Records from a dataset:
— start —
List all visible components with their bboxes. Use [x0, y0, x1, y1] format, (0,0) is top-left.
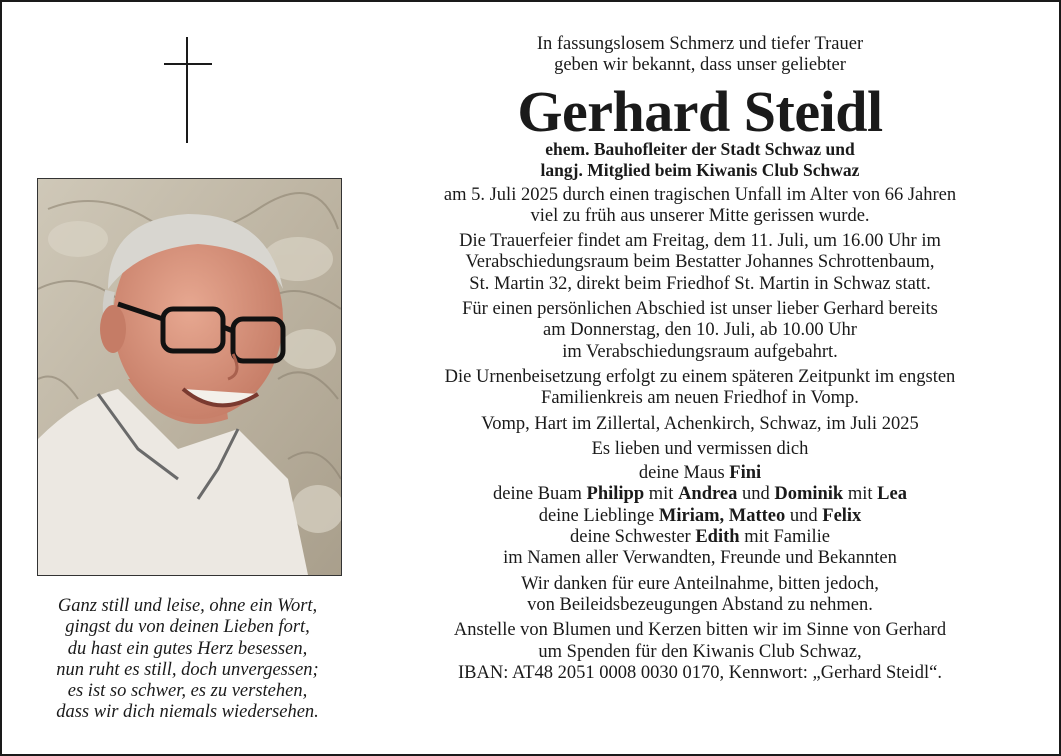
death-line: am 5. Juli 2025 durch einen tragischen Unfall im Alter von 66 Jahren	[443, 184, 957, 205]
mourner-others: im Namen aller Verwandten, Freunde und Bekannten	[503, 548, 897, 569]
burial-line: Familienkreis am neuen Friedhof in Vomp.	[541, 388, 859, 409]
poem-line: dass wir dich niemals wiedersehen.	[56, 702, 319, 723]
notice-text	[400, 34, 1000, 684]
poem-line: Ganz still und leise, ohne ein Wort,	[57, 596, 318, 616]
role-line: ehem. Bauhofleiter der Stadt Schwaz und	[545, 138, 855, 159]
cross-icon	[164, 37, 214, 147]
donation-line: Anstelle von Blumen und Kerzen bitten wir im Sinne von Gerhard	[453, 620, 947, 641]
deceased-name: Gerhard Steidl	[517, 78, 883, 144]
donation-line: um Spenden für den Kiwanis Club Schwaz,	[538, 641, 862, 662]
role-line: langj. Mitglied beim Kiwanis Club Schwaz	[540, 159, 860, 180]
thanks-line: von Beileidsbezeugungen Abstand zu nehmen.	[527, 594, 873, 615]
death-line: viel zu früh aus unserer Mitte gerissen wurde.	[530, 205, 870, 226]
portrait-photo	[37, 178, 342, 576]
viewing-line: Für einen persönlichen Abschied ist unser lieber Gerhard bereits	[462, 299, 938, 320]
thanks-line: Wir danken für eure Anteilnahme, bitten jedoch,	[521, 573, 879, 594]
mourners-intro: Es lieben und vermissen dich	[591, 438, 809, 459]
poem-line: du hast ein gutes Herz besessen,	[67, 638, 308, 659]
poem	[20, 596, 355, 724]
viewing-line: im Verabschiedungsraum aufgebahrt.	[562, 341, 838, 362]
ceremony-line: St. Martin 32, direkt beim Friedhof St. Martin in Schwaz statt.	[469, 273, 931, 294]
mourner-sons: deine Buam Philipp mit Andrea und Dominik mit Lea	[493, 484, 907, 505]
mourner-grandchildren: deine Lieblinge Miriam, Matteo und Felix	[538, 505, 862, 526]
viewing-line: am Donnerstag, den 10. Juli, ab 10.00 Uhr	[543, 320, 857, 341]
mourner-wife: deine Maus Fini	[638, 463, 762, 484]
poem-line: nun ruht es still, doch unvergessen;	[56, 659, 319, 680]
intro-line: In fassungslosem Schmerz und tiefer Trauer	[536, 34, 864, 54]
intro-line: geben wir bekannt, dass unser geliebter	[554, 55, 846, 76]
poem-line: es ist so schwer, es zu verstehen,	[67, 681, 308, 702]
poem-line: gingst du von deinen Lieben fort,	[65, 617, 310, 638]
ceremony-line: Die Trauerfeier findet am Freitag, dem 11. Juli, um 16.00 Uhr im	[459, 231, 941, 252]
burial-line: Die Urnenbeisetzung erfolgt zu einem späteren Zeitpunkt im engsten	[444, 366, 956, 387]
donation-line: IBAN: AT48 2051 0008 0030 0170, Kennwort: „Gerhard Steidl“.	[457, 662, 943, 683]
mourner-sister: deine Schwester Edith mit Familie	[569, 527, 831, 548]
places-line: Vomp, Hart im Zillertal, Achenkirch, Schwaz, im Juli 2025	[481, 413, 919, 434]
ceremony-line: Verabschiedungsraum beim Bestatter Johannes Schrottenbaum,	[465, 252, 935, 273]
— end —
REQUEST → Rewrite the data with every occurrence of "Verabschiedungsraum" changed to "Abschiedsraum" and everything else left as it is, but omit the picture line from your answer.

PROBLEM SOLUTION →
List all visible components with their bboxes. Use [x0, y0, x1, y1] format, (0,0) is top-left.
death-line: am 5. Juli 2025 durch einen tragischen Unfall im Alter von 66 Jahren	[443, 184, 957, 205]
mourner-others: im Namen aller Verwandten, Freunde und Bekannten	[503, 548, 897, 569]
burial-line: Familienkreis am neuen Friedhof in Vomp.	[541, 388, 859, 409]
poem-line: dass wir dich niemals wiedersehen.	[56, 702, 319, 723]
notice-text	[400, 34, 1000, 684]
poem-line: Ganz still und leise, ohne ein Wort,	[57, 596, 318, 616]
role-line: ehem. Bauhofleiter der Stadt Schwaz und	[545, 138, 855, 159]
cross-icon	[164, 37, 214, 147]
donation-line: Anstelle von Blumen und Kerzen bitten wir im Sinne von Gerhard	[453, 620, 947, 641]
deceased-name: Gerhard Steidl	[517, 78, 883, 144]
donation-line: um Spenden für den Kiwanis Club Schwaz,	[538, 641, 862, 662]
role-line: langj. Mitglied beim Kiwanis Club Schwaz	[540, 159, 860, 180]
thanks-line: von Beileidsbezeugungen Abstand zu nehmen.	[527, 594, 873, 615]
death-line: viel zu früh aus unserer Mitte gerissen wurde.	[530, 205, 870, 226]
portrait-photo	[37, 178, 342, 576]
viewing-line: Für einen persönlichen Abschied ist unser lieber Gerhard bereits	[462, 299, 938, 320]
thanks-line: Wir danken für eure Anteilnahme, bitten jedoch,	[521, 573, 879, 594]
mourners-intro: Es lieben und vermissen dich	[591, 438, 809, 459]
poem-line: du hast ein gutes Herz besessen,	[67, 638, 308, 659]
poem	[20, 596, 355, 724]
viewing-line: im Abschiedsraum aufgebahrt.	[562, 341, 838, 362]
ceremony-line: St. Martin 32, direkt beim Friedhof St. Martin in Schwaz statt.	[469, 273, 931, 294]
mourner-sons: deine Buam Philipp mit Andrea und Dominik mit Lea	[493, 484, 907, 505]
mourner-grandchildren: deine Lieblinge Miriam, Matteo und Felix	[538, 505, 862, 526]
viewing-line: am Donnerstag, den 10. Juli, ab 10.00 Uhr	[543, 320, 857, 341]
mourner-wife: deine Maus Fini	[638, 463, 762, 484]
poem-line: nun ruht es still, doch unvergessen;	[56, 659, 319, 680]
intro-line: In fassungslosem Schmerz und tiefer Trauer	[536, 34, 864, 54]
intro-line: geben wir bekannt, dass unser geliebter	[554, 55, 846, 76]
poem-line: es ist so schwer, es zu verstehen,	[67, 681, 308, 702]
poem-line: gingst du von deinen Lieben fort,	[65, 617, 310, 638]
ceremony-line: Die Trauerfeier findet am Freitag, dem 11. Juli, um 16.00 Uhr im	[459, 231, 941, 252]
burial-line: Die Urnenbeisetzung erfolgt zu einem späteren Zeitpunkt im engsten	[444, 366, 956, 387]
donation-line: IBAN: AT48 2051 0008 0030 0170, Kennwort: „Gerhard Steidl“.	[457, 662, 943, 683]
mourner-sister: deine Schwester Edith mit Familie	[569, 527, 831, 548]
places-line: Vomp, Hart im Zillertal, Achenkirch, Schwaz, im Juli 2025	[481, 413, 919, 434]
ceremony-line: Abschiedsraum beim Bestatter Johannes Schrottenbaum,	[465, 252, 935, 273]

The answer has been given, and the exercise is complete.